# EXERCISE AIM
Return the listing word for word, as given.

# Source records
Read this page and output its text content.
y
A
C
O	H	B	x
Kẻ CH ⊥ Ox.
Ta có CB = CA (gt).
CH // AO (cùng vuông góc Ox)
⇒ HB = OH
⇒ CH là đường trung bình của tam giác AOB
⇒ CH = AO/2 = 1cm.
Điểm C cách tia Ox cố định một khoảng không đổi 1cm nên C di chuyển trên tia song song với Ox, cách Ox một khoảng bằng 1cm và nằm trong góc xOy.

# FINISHED ANSWER
Read this page and output its text content.
y
A
C
O	H	B	x
Kẻ CH ⊥ Ox.
Ta có CB = CA (gt).
CH // AO (cùng vuông góc Ox)
⇒ HB = OH
⇒ CH là đường trung bình của tam giác AOB
⇒ CH = AO/2 = 1cm.
Điểm C cách tia Ox cố định một khoảng không đổi 1cm nên C di chuyển trên tia song song với Ox, cách Ox một khoảng bằng 1cm và nằm trong góc xOy.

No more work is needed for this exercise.